(Data listing)
+ + +
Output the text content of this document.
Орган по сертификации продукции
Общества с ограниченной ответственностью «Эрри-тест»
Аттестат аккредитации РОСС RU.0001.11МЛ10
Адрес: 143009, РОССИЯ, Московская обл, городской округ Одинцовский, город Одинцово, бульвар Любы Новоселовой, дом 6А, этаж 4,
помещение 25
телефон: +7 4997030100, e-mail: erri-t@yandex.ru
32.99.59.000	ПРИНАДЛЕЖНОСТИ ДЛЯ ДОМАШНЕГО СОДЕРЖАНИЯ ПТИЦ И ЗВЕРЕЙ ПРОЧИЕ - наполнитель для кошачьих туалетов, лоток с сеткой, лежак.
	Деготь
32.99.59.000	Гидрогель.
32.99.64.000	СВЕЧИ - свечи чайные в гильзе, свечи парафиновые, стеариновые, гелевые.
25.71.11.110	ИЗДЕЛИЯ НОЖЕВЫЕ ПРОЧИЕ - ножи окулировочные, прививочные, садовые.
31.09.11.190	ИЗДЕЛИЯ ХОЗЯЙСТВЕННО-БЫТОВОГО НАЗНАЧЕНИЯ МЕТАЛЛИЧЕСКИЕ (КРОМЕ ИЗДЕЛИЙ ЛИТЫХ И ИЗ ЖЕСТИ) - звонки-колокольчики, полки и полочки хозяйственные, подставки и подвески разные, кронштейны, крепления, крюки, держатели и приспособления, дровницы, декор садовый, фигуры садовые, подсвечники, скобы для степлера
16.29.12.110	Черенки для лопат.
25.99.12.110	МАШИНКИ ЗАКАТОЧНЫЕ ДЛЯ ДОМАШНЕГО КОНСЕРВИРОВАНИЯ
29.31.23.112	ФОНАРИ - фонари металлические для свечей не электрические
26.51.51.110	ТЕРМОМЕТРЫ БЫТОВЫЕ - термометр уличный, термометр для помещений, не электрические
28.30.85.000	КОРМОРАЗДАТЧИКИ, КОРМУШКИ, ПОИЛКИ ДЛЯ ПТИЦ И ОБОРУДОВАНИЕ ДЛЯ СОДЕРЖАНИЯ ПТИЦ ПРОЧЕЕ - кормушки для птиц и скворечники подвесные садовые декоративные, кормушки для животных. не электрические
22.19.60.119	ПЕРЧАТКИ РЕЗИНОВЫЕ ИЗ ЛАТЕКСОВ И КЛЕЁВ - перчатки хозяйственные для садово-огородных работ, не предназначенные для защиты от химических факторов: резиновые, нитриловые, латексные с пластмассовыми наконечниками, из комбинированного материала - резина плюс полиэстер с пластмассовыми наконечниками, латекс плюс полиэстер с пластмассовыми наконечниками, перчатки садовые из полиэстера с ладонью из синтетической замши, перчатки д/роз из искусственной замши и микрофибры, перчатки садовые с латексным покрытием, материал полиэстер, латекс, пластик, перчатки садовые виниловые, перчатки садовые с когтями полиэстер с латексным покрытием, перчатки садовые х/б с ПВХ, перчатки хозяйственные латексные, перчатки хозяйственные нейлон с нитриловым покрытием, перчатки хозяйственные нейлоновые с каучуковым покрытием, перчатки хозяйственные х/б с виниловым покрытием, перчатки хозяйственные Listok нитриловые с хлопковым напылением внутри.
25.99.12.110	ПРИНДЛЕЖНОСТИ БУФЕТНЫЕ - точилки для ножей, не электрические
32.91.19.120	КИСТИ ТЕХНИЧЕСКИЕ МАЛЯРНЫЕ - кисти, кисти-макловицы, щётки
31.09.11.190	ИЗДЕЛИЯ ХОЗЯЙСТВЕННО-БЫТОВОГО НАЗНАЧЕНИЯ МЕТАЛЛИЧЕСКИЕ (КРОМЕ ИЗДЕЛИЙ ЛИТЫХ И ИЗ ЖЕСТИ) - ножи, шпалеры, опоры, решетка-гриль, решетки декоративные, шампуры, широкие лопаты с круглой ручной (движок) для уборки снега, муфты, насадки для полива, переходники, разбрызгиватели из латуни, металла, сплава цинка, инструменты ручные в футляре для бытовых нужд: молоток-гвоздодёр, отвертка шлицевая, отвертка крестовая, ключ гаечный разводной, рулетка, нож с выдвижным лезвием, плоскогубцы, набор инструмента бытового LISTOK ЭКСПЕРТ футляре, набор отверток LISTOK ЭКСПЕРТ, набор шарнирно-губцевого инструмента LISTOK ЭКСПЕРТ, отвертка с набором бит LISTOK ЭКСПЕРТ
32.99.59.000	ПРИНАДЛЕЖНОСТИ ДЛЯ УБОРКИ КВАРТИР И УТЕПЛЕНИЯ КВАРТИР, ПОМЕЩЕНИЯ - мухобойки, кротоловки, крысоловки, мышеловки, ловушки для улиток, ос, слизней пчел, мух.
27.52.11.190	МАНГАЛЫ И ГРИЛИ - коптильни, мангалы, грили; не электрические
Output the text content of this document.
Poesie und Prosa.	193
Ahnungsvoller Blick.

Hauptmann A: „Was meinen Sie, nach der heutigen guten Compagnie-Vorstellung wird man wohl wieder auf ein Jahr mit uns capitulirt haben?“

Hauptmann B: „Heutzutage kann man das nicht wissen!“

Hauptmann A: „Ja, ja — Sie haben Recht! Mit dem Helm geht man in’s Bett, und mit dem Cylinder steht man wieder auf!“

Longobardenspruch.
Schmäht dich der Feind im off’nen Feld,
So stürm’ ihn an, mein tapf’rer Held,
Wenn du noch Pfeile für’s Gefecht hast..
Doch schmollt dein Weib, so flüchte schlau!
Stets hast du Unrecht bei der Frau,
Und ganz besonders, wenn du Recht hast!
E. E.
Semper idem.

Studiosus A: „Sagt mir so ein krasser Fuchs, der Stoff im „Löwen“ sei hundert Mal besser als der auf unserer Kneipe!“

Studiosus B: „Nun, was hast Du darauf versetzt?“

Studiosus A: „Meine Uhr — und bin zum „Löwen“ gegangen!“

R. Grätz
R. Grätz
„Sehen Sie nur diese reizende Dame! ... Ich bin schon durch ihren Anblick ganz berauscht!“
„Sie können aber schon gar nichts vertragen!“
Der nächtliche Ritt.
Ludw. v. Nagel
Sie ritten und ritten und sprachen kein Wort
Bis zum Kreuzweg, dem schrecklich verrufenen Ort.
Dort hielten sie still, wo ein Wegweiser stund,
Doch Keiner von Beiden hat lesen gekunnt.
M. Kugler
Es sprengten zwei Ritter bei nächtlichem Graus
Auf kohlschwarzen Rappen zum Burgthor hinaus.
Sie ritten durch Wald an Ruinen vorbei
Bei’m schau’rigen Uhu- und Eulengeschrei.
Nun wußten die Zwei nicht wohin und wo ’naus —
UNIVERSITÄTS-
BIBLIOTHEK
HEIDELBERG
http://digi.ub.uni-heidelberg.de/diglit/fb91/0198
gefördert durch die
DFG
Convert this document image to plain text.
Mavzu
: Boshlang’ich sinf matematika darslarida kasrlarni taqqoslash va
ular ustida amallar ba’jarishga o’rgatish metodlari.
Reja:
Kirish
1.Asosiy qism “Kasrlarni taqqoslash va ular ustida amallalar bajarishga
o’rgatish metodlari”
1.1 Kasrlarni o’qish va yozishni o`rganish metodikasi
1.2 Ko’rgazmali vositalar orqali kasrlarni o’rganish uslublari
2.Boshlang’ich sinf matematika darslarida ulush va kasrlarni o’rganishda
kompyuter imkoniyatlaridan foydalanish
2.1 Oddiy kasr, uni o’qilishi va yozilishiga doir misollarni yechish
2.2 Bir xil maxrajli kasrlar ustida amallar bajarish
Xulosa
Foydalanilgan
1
+ + +
OBJECTIVE » Write the data out again in full and exactly.

COMPLETE OUTPUT »
Output the text content of this document.
Орган по сертификации продукции
Общества с ограниченной ответственностью «Эрри-тест»
Аттестат аккредитации РОСС RU.0001.11МЛ10
Адрес: 143009, РОССИЯ, Московская обл, городской округ Одинцовский, город Одинцово, бульвар Любы Новоселовой, дом 6А, этаж 4,
помещение 25
телефон: +7 4997030100, e-mail: erri-t@yandex.ru
32.99.59.000	ПРИНАДЛЕЖНОСТИ ДЛЯ ДОМАШНЕГО СОДЕРЖАНИЯ ПТИЦ И ЗВЕРЕЙ ПРОЧИЕ - наполнитель для кошачьих туалетов, лоток с сеткой, лежак.
	Деготь
32.99.59.000	Гидрогель.
32.99.64.000	СВЕЧИ - свечи чайные в гильзе, свечи парафиновые, стеариновые, гелевые.
25.71.11.110	ИЗДЕЛИЯ НОЖЕВЫЕ ПРОЧИЕ - ножи окулировочные, прививочные, садовые.
31.09.11.190	ИЗДЕЛИЯ ХОЗЯЙСТВЕННО-БЫТОВОГО НАЗНАЧЕНИЯ МЕТАЛЛИЧЕСКИЕ (КРОМЕ ИЗДЕЛИЙ ЛИТЫХ И ИЗ ЖЕСТИ) - звонки-колокольчики, полки и полочки хозяйственные, подставки и подвески разные, кронштейны, крепления, крюки, держатели и приспособления, дровницы, декор садовый, фигуры садовые, подсвечники, скобы для степлера
16.29.12.110	Черенки для лопат.
25.99.12.110	МАШИНКИ ЗАКАТОЧНЫЕ ДЛЯ ДОМАШНЕГО КОНСЕРВИРОВАНИЯ
29.31.23.112	ФОНАРИ - фонари металлические для свечей не электрические
26.51.51.110	ТЕРМОМЕТРЫ БЫТОВЫЕ - термометр уличный, термометр для помещений, не электрические
28.30.85.000	КОРМОРАЗДАТЧИКИ, КОРМУШКИ, ПОИЛКИ ДЛЯ ПТИЦ И ОБОРУДОВАНИЕ ДЛЯ СОДЕРЖАНИЯ ПТИЦ ПРОЧЕЕ - кормушки для птиц и скворечники подвесные садовые декоративные, кормушки для животных. не электрические
22.19.60.119	ПЕРЧАТКИ РЕЗИНОВЫЕ ИЗ ЛАТЕКСОВ И КЛЕЁВ - перчатки хозяйственные для садово-огородных работ, не предназначенные для защиты от химических факторов: резиновые, нитриловые, латексные с пластмассовыми наконечниками, из комбинированного материала - резина плюс полиэстер с пластмассовыми наконечниками, латекс плюс полиэстер с пластмассовыми наконечниками, перчатки садовые из полиэстера с ладонью из синтетической замши, перчатки д/роз из искусственной замши и микрофибры, перчатки садовые с латексным покрытием, материал полиэстер, латекс, пластик, перчатки садовые виниловые, перчатки садовые с когтями полиэстер с латексным покрытием, перчатки садовые х/б с ПВХ, перчатки хозяйственные латексные, перчатки хозяйственные нейлон с нитриловым покрытием, перчатки хозяйственные нейлоновые с каучуковым покрытием, перчатки хозяйственные х/б с виниловым покрытием, перчатки хозяйственные Listok нитриловые с хлопковым напылением внутри.
25.99.12.110	ПРИНДЛЕЖНОСТИ БУФЕТНЫЕ - точилки для ножей, не электрические
32.91.19.120	КИСТИ ТЕХНИЧЕСКИЕ МАЛЯРНЫЕ - кисти, кисти-макловицы, щётки
31.09.11.190	ИЗДЕЛИЯ ХОЗЯЙСТВЕННО-БЫТОВОГО НАЗНАЧЕНИЯ МЕТАЛЛИЧЕСКИЕ (КРОМЕ ИЗДЕЛИЙ ЛИТЫХ И ИЗ ЖЕСТИ) - ножи, шпалеры, опоры, решетка-гриль, решетки декоративные, шампуры, широкие лопаты с круглой ручной (движок) для уборки снега, муфты, насадки для полива, переходники, разбрызгиватели из латуни, металла, сплава цинка, инструменты ручные в футляре для бытовых нужд: молоток-гвоздодёр, отвертка шлицевая, отвертка крестовая, ключ гаечный разводной, рулетка, нож с выдвижным лезвием, плоскогубцы, набор инструмента бытового LISTOK ЭКСПЕРТ футляре, набор отверток LISTOK ЭКСПЕРТ, набор шарнирно-губцевого инструмента LISTOK ЭКСПЕРТ, отвертка с набором бит LISTOK ЭКСПЕРТ
32.99.59.000	ПРИНАДЛЕЖНОСТИ ДЛЯ УБОРКИ КВАРТИР И УТЕПЛЕНИЯ КВАРТИР, ПОМЕЩЕНИЯ - мухобойки, кротоловки, крысоловки, мышеловки, ловушки для улиток, ос, слизней пчел, мух.
27.52.11.190	МАНГАЛЫ И ГРИЛИ - коптильни, мангалы, грили; не электрические
Output the text content of this document.
Poesie und Prosa.	193
Ahnungsvoller Blick.

Hauptmann A: „Was meinen Sie, nach der heutigen guten Compagnie-Vorstellung wird man wohl wieder auf ein Jahr mit uns capitulirt haben?“

Hauptmann B: „Heutzutage kann man das nicht wissen!“

Hauptmann A: „Ja, ja — Sie haben Recht! Mit dem Helm geht man in’s Bett, und mit dem Cylinder steht man wieder auf!“

Longobardenspruch.
Schmäht dich der Feind im off’nen Feld,
So stürm’ ihn an, mein tapf’rer Held,
Wenn du noch Pfeile für’s Gefecht hast..
Doch schmollt dein Weib, so flüchte schlau!
Stets hast du Unrecht bei der Frau,
Und ganz besonders, wenn du Recht hast!
E. E.
Semper idem.

Studiosus A: „Sagt mir so ein krasser Fuchs, der Stoff im „Löwen“ sei hundert Mal besser als der auf unserer Kneipe!“

Studiosus B: „Nun, was hast Du darauf versetzt?“

Studiosus A: „Meine Uhr — und bin zum „Löwen“ gegangen!“

R. Grätz
R. Grätz
„Sehen Sie nur diese reizende Dame! ... Ich bin schon durch ihren Anblick ganz berauscht!“
„Sie können aber schon gar nichts vertragen!“
Der nächtliche Ritt.
Ludw. v. Nagel
Sie ritten und ritten und sprachen kein Wort
Bis zum Kreuzweg, dem schrecklich verrufenen Ort.
Dort hielten sie still, wo ein Wegweiser stund,
Doch Keiner von Beiden hat lesen gekunnt.
M. Kugler
Es sprengten zwei Ritter bei nächtlichem Graus
Auf kohlschwarzen Rappen zum Burgthor hinaus.
Sie ritten durch Wald an Ruinen vorbei
Bei’m schau’rigen Uhu- und Eulengeschrei.
Nun wußten die Zwei nicht wohin und wo ’naus —
UNIVERSITÄTS-
BIBLIOTHEK
HEIDELBERG
http://digi.ub.uni-heidelberg.de/diglit/fb91/0198
gefördert durch die
DFG
Convert this document image to plain text.
Mavzu
: Boshlang’ich sinf matematika darslarida kasrlarni taqqoslash va
ular ustida amallar ba’jarishga o’rgatish metodlari.
Reja:
Kirish
1.Asosiy qism “Kasrlarni taqqoslash va ular ustida amallalar bajarishga
o’rgatish metodlari”
1.1 Kasrlarni o’qish va yozishni o`rganish metodikasi
1.2 Ko’rgazmali vositalar orqali kasrlarni o’rganish uslublari
2.Boshlang’ich sinf matematika darslarida ulush va kasrlarni o’rganishda
kompyuter imkoniyatlaridan foydalanish
2.1 Oddiy kasr, uni o’qilishi va yozilishiga doir misollarni yechish
2.2 Bir xil maxrajli kasrlar ustida amallar bajarish
Xulosa
Foydalanilgan
1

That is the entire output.